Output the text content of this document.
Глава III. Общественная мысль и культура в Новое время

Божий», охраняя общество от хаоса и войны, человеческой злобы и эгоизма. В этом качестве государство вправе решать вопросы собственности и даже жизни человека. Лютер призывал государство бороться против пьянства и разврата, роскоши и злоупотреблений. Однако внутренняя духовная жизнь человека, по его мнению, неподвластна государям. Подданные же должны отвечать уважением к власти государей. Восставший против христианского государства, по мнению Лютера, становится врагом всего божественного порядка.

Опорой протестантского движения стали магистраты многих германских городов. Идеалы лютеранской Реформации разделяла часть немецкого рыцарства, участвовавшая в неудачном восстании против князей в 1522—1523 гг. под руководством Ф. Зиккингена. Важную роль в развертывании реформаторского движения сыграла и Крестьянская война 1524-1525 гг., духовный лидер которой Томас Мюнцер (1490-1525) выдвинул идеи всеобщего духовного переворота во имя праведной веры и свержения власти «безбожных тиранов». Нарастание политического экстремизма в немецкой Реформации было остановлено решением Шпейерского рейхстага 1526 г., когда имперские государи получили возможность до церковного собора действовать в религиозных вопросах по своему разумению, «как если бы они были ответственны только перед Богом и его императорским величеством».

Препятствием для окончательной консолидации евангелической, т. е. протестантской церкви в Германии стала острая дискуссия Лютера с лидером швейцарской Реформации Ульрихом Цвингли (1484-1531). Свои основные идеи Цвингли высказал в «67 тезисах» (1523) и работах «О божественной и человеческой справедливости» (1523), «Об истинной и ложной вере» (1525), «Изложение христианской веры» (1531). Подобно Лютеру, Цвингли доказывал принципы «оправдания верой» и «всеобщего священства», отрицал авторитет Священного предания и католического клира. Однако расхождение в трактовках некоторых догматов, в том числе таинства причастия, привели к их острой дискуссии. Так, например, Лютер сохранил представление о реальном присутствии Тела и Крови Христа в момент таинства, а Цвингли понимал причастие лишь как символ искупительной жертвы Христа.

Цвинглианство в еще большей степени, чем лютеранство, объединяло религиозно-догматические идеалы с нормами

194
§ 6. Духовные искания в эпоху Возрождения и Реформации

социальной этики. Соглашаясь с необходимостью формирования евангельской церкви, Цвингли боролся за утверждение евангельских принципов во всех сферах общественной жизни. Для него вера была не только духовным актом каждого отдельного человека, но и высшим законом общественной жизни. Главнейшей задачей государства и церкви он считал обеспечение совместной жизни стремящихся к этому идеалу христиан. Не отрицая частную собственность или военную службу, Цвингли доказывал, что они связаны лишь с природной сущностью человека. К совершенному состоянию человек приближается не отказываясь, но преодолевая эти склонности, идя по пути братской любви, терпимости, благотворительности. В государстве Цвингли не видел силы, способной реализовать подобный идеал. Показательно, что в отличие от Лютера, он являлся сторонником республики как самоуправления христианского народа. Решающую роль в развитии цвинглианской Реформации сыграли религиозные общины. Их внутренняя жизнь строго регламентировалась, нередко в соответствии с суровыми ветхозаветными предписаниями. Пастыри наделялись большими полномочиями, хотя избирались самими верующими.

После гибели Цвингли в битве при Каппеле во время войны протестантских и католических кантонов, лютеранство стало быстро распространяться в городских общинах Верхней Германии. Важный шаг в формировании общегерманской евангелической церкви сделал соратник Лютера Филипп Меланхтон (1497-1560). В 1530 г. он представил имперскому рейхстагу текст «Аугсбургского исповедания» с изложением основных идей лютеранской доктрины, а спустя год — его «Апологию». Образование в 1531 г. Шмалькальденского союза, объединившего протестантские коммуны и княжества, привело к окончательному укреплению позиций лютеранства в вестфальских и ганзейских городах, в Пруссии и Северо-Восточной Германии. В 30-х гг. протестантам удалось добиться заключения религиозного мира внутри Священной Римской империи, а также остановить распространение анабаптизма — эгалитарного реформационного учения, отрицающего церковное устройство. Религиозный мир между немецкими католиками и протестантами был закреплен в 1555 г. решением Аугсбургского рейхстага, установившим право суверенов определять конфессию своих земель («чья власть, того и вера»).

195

#### [TASK TO CARRY OUT]
Write out the data again, exactly and in full.

#### [THE REPLY]
Output the text content of this document.
Глава III. Общественная мысль и культура в Новое время

Божий», охраняя общество от хаоса и войны, человеческой злобы и эгоизма. В этом качестве государство вправе решать вопросы собственности и даже жизни человека. Лютер призывал государство бороться против пьянства и разврата, роскоши и злоупотреблений. Однако внутренняя духовная жизнь человека, по его мнению, неподвластна государям. Подданные же должны отвечать уважением к власти государей. Восставший против христианского государства, по мнению Лютера, становится врагом всего божественного порядка.

Опорой протестантского движения стали магистраты многих германских городов. Идеалы лютеранской Реформации разделяла часть немецкого рыцарства, участвовавшая в неудачном восстании против князей в 1522—1523 гг. под руководством Ф. Зиккингена. Важную роль в развертывании реформаторского движения сыграла и Крестьянская война 1524-1525 гг., духовный лидер которой Томас Мюнцер (1490-1525) выдвинул идеи всеобщего духовного переворота во имя праведной веры и свержения власти «безбожных тиранов». Нарастание политического экстремизма в немецкой Реформации было остановлено решением Шпейерского рейхстага 1526 г., когда имперские государи получили возможность до церковного собора действовать в религиозных вопросах по своему разумению, «как если бы они были ответственны только перед Богом и его императорским величеством».

Препятствием для окончательной консолидации евангелической, т. е. протестантской церкви в Германии стала острая дискуссия Лютера с лидером швейцарской Реформации Ульрихом Цвингли (1484-1531). Свои основные идеи Цвингли высказал в «67 тезисах» (1523) и работах «О божественной и человеческой справедливости» (1523), «Об истинной и ложной вере» (1525), «Изложение христианской веры» (1531). Подобно Лютеру, Цвингли доказывал принципы «оправдания верой» и «всеобщего священства», отрицал авторитет Священного предания и католического клира. Однако расхождение в трактовках некоторых догматов, в том числе таинства причастия, привели к их острой дискуссии. Так, например, Лютер сохранил представление о реальном присутствии Тела и Крови Христа в момент таинства, а Цвингли понимал причастие лишь как символ искупительной жертвы Христа.

Цвинглианство в еще большей степени, чем лютеранство, объединяло религиозно-догматические идеалы с нормами

194
§ 6. Духовные искания в эпоху Возрождения и Реформации

социальной этики. Соглашаясь с необходимостью формирования евангельской церкви, Цвингли боролся за утверждение евангельских принципов во всех сферах общественной жизни. Для него вера была не только духовным актом каждого отдельного человека, но и высшим законом общественной жизни. Главнейшей задачей государства и церкви он считал обеспечение совместной жизни стремящихся к этому идеалу христиан. Не отрицая частную собственность или военную службу, Цвингли доказывал, что они связаны лишь с природной сущностью человека. К совершенному состоянию человек приближается не отказываясь, но преодолевая эти склонности, идя по пути братской любви, терпимости, благотворительности. В государстве Цвингли не видел силы, способной реализовать подобный идеал. Показательно, что в отличие от Лютера, он являлся сторонником республики как самоуправления христианского народа. Решающую роль в развитии цвинглианской Реформации сыграли религиозные общины. Их внутренняя жизнь строго регламентировалась, нередко в соответствии с суровыми ветхозаветными предписаниями. Пастыри наделялись большими полномочиями, хотя избирались самими верующими.

После гибели Цвингли в битве при Каппеле во время войны протестантских и католических кантонов, лютеранство стало быстро распространяться в городских общинах Верхней Германии. Важный шаг в формировании общегерманской евангелической церкви сделал соратник Лютера Филипп Меланхтон (1497-1560). В 1530 г. он представил имперскому рейхстагу текст «Аугсбургского исповедания» с изложением основных идей лютеранской доктрины, а спустя год — его «Апологию». Образование в 1531 г. Шмалькальденского союза, объединившего протестантские коммуны и княжества, привело к окончательному укреплению позиций лютеранства в вестфальских и ганзейских городах, в Пруссии и Северо-Восточной Германии. В 30-х гг. протестантам удалось добиться заключения религиозного мира внутри Священной Римской империи, а также остановить распространение анабаптизма — эгалитарного реформационного учения, отрицающего церковное устройство. Религиозный мир между немецкими католиками и протестантами был закреплен в 1555 г. решением Аугсбургского рейхстага, установившим право суверенов определять конфессию своих земель («чья власть, того и вера»).

195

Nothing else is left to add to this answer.